Source data

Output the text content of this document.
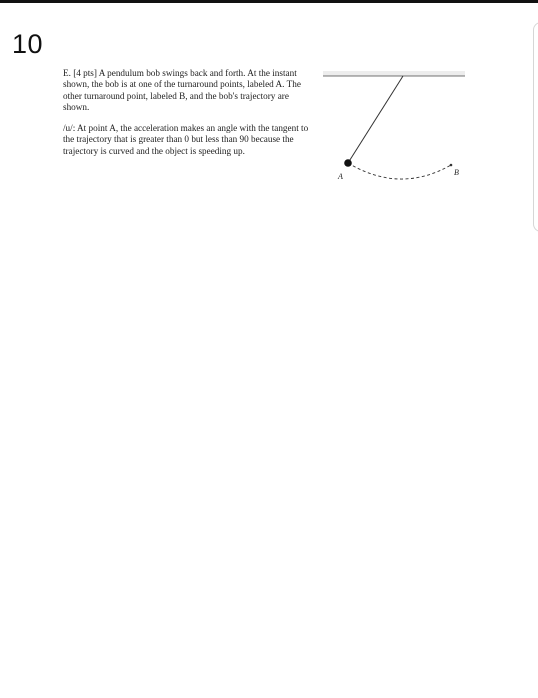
10

E. [4 pts] A pendulum bob swings back and forth. At the instant shown, the bob is at one of the turnaround points, labeled A. The other turnaround point, labeled B, and the bob's trajectory are shown.

/u/: At point A, the acceleration makes an angle with the tangent to the trajectory that is greater than 0 but less than 90 because the trajectory is curved and the object is speeding up.

A	B
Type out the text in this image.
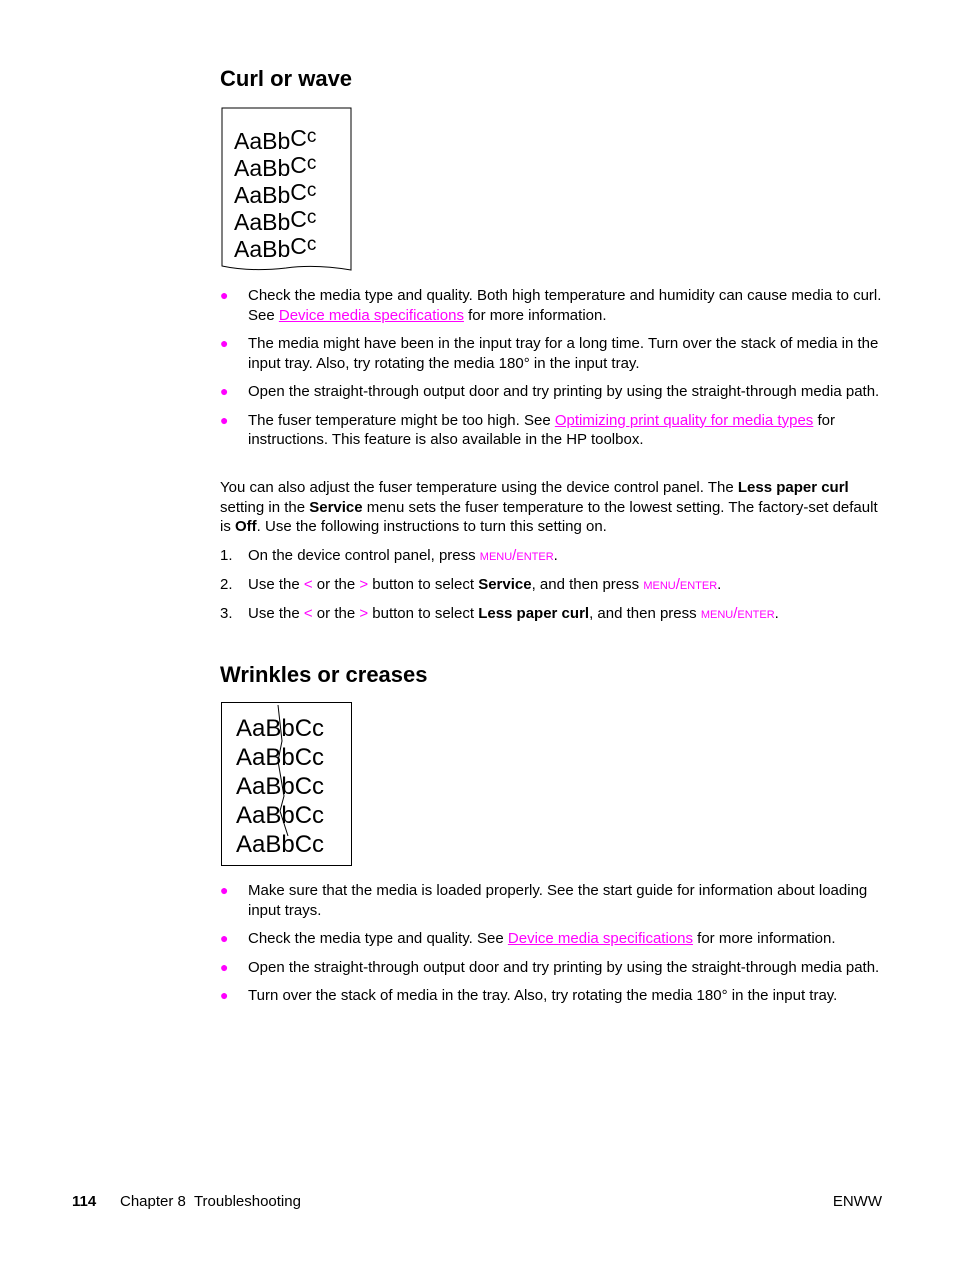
Curl or wave
AaBbCc
AaBbCc
AaBbCc
AaBbCc
AaBbCc
● Check the media type and quality. Both high temperature and humidity can cause media to curl. See Device media specifications for more information.
● The media might have been in the input tray for a long time. Turn over the stack of media in the input tray. Also, try rotating the media 180° in the input tray.
● Open the straight-through output door and try printing by using the straight-through media path.
● The fuser temperature might be too high. See Optimizing print quality for media types for instructions. This feature is also available in the HP toolbox.
You can also adjust the fuser temperature using the device control panel. The Less paper curl setting in the Service menu sets the fuser temperature to the lowest setting. The factory-set default is Off. Use the following instructions to turn this setting on.
1. On the device control panel, press menu/enter.
2. Use the < or the > button to select Service, and then press menu/enter.
3. Use the < or the > button to select Less paper curl, and then press menu/enter.
Wrinkles or creases
AaBbCc
AaBbCc
AaBbCc
AaBbCc
AaBbCc
● Make sure that the media is loaded properly. See the start guide for information about loading input trays.
● Check the media type and quality. See Device media specifications for more information.
● Open the straight-through output door and try printing by using the straight-through media path.
● Turn over the stack of media in the tray. Also, try rotating the media 180° in the input tray.
114 Chapter 8  Troubleshooting	ENWW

• DIRECTION: Your copy should hold every record word for word and none of the pictures.

• EXERCISE OUTPUT:
Output the text content of this document.
10

E. [4 pts] A pendulum bob swings back and forth. At the instant shown, the bob is at one of the turnaround points, labeled A. The other turnaround point, labeled B, and the bob's trajectory are shown.

/u/: At point A, the acceleration makes an angle with the tangent to the trajectory that is greater than 0 but less than 90 because the trajectory is curved and the object is speeding up.

A	B
Type out the text in this image.
Curl or wave
AaBbCc
AaBbCc
AaBbCc
AaBbCc
AaBbCc
● Check the media type and quality. Both high temperature and humidity can cause media to curl. See Device media specifications for more information.
● The media might have been in the input tray for a long time. Turn over the stack of media in the input tray. Also, try rotating the media 180° in the input tray.
● Open the straight-through output door and try printing by using the straight-through media path.
● The fuser temperature might be too high. See Optimizing print quality for media types for instructions. This feature is also available in the HP toolbox.
You can also adjust the fuser temperature using the device control panel. The Less paper curl setting in the Service menu sets the fuser temperature to the lowest setting. The factory-set default is Off. Use the following instructions to turn this setting on.
1. On the device control panel, press menu/enter.
2. Use the < or the > button to select Service, and then press menu/enter.
3. Use the < or the > button to select Less paper curl, and then press menu/enter.
Wrinkles or creases
AaBbCc
AaBbCc
AaBbCc
AaBbCc
AaBbCc
● Make sure that the media is loaded properly. See the start guide for information about loading input trays.
● Check the media type and quality. See Device media specifications for more information.
● Open the straight-through output door and try printing by using the straight-through media path.
● Turn over the stack of media in the tray. Also, try rotating the media 180° in the input tray.
114 Chapter 8  Troubleshooting	ENWW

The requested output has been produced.